Dataset entries

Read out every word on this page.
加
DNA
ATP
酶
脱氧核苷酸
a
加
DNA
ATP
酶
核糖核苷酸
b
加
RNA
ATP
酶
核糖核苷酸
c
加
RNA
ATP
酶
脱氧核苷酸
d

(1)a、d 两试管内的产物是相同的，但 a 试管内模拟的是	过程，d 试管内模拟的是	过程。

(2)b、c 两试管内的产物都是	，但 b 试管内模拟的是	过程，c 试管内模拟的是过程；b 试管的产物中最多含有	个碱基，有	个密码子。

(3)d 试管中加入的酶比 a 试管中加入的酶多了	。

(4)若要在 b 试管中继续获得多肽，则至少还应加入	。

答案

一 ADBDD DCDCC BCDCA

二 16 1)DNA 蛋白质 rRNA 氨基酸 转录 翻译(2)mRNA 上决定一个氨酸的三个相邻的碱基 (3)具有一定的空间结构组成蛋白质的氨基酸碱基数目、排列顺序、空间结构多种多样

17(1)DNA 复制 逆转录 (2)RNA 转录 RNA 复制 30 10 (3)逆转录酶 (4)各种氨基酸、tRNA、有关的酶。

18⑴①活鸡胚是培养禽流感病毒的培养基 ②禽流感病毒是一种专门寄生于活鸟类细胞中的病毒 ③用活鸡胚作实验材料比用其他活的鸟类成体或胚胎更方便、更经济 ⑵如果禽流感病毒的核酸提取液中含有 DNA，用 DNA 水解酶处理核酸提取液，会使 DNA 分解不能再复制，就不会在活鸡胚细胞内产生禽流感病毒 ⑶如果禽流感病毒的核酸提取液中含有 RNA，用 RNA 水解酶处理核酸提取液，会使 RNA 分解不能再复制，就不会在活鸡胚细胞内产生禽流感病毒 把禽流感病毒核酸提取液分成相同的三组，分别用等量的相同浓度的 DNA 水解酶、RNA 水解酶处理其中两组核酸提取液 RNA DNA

Goal of the exercise
Would you restate the whole listing word for word?

Task answer
Read out every word on this page.
加
DNA
ATP
酶
脱氧核苷酸
a
加
DNA
ATP
酶
核糖核苷酸
b
加
RNA
ATP
酶
核糖核苷酸
c
加
RNA
ATP
酶
脱氧核苷酸
d

(1)a、d 两试管内的产物是相同的，但 a 试管内模拟的是	过程，d 试管内模拟的是	过程。

(2)b、c 两试管内的产物都是	，但 b 试管内模拟的是	过程，c 试管内模拟的是过程；b 试管的产物中最多含有	个碱基，有	个密码子。

(3)d 试管中加入的酶比 a 试管中加入的酶多了	。

(4)若要在 b 试管中继续获得多肽，则至少还应加入	。

答案

一 ADBDD DCDCC BCDCA

二 16 1)DNA 蛋白质 rRNA 氨基酸 转录 翻译(2)mRNA 上决定一个氨酸的三个相邻的碱基 (3)具有一定的空间结构组成蛋白质的氨基酸碱基数目、排列顺序、空间结构多种多样

17(1)DNA 复制 逆转录 (2)RNA 转录 RNA 复制 30 10 (3)逆转录酶 (4)各种氨基酸、tRNA、有关的酶。

18⑴①活鸡胚是培养禽流感病毒的培养基 ②禽流感病毒是一种专门寄生于活鸟类细胞中的病毒 ③用活鸡胚作实验材料比用其他活的鸟类成体或胚胎更方便、更经济 ⑵如果禽流感病毒的核酸提取液中含有 DNA，用 DNA 水解酶处理核酸提取液，会使 DNA 分解不能再复制，就不会在活鸡胚细胞内产生禽流感病毒 ⑶如果禽流感病毒的核酸提取液中含有 RNA，用 RNA 水解酶处理核酸提取液，会使 RNA 分解不能再复制，就不会在活鸡胚细胞内产生禽流感病毒 把禽流感病毒核酸提取液分成相同的三组，分别用等量的相同浓度的 DNA 水解酶、RNA 水解酶处理其中两组核酸提取液 RNA DNA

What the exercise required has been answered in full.